THE PROBLEM: List each line of the data that holds the string "with", please.

## Begin SUPPLIED MATERIAL

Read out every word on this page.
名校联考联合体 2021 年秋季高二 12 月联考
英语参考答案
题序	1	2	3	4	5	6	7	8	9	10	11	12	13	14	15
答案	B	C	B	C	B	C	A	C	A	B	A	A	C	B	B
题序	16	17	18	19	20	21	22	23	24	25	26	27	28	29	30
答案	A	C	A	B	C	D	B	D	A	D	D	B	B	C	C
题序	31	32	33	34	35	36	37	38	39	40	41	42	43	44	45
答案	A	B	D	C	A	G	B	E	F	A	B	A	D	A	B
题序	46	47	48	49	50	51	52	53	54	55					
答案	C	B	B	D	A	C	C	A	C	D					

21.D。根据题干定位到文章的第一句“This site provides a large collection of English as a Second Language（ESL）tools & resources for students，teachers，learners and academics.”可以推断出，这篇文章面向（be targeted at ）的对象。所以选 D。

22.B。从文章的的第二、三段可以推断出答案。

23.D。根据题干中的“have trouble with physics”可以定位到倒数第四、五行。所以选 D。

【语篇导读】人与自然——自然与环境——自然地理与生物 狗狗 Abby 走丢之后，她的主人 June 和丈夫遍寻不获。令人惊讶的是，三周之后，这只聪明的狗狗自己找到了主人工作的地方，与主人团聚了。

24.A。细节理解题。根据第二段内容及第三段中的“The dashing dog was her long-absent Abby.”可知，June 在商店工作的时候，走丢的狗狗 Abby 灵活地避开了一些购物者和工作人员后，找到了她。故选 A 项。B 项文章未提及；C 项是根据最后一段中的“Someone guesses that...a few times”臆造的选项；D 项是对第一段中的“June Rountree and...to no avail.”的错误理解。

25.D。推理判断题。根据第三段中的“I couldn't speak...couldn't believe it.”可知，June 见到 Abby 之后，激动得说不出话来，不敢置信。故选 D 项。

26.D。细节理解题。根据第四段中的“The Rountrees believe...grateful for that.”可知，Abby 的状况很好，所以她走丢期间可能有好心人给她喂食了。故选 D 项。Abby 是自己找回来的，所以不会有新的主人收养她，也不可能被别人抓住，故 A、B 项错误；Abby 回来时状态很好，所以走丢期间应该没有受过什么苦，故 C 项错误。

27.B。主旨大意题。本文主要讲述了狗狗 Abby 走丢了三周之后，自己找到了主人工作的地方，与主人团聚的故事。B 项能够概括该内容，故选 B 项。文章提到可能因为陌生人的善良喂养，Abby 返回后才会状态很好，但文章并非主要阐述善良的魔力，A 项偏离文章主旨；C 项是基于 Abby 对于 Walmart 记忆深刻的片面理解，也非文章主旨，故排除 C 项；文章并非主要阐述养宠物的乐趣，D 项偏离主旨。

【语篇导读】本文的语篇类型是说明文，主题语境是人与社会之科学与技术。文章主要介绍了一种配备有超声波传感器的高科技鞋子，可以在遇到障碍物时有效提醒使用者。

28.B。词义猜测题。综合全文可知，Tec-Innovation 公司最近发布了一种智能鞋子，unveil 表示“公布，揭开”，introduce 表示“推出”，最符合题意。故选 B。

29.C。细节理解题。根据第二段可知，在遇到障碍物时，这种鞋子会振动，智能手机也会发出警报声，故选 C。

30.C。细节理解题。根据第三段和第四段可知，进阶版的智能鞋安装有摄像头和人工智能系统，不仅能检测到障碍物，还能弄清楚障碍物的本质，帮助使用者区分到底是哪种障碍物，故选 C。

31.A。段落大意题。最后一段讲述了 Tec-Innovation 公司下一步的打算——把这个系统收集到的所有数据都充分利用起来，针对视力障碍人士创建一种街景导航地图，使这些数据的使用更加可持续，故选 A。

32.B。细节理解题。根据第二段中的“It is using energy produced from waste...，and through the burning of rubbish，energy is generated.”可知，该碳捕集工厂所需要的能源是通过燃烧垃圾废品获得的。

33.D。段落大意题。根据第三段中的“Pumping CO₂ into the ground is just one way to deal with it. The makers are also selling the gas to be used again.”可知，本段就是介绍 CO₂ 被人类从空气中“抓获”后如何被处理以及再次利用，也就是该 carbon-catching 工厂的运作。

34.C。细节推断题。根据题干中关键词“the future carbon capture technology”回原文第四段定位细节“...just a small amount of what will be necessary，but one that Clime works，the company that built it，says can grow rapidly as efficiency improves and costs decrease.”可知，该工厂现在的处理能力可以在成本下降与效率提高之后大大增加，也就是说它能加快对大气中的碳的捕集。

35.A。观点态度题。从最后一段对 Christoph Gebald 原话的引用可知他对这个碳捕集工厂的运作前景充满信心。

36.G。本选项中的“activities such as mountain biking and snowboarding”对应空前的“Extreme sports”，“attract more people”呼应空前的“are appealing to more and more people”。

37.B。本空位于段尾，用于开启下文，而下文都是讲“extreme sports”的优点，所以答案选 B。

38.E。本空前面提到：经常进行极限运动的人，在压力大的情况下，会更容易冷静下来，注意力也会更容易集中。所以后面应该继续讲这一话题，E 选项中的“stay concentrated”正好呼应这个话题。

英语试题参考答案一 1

## End SUPPLIED MATERIAL

WRITTEN ANSWER:
23.D。根据题干中的“have trouble with physics”可以定位到倒数第四、五行。所以选 D。
33.D。段落大意题。根据第三段中的“Pumping CO₂ into the ground is just one way to deal with it. The makers are also selling the gas to be used again.”可知，本段就是介绍 CO₂ 被人类从空气中“抓获”后如何被处理以及再次利用，也就是该 carbon-catching 工厂的运作。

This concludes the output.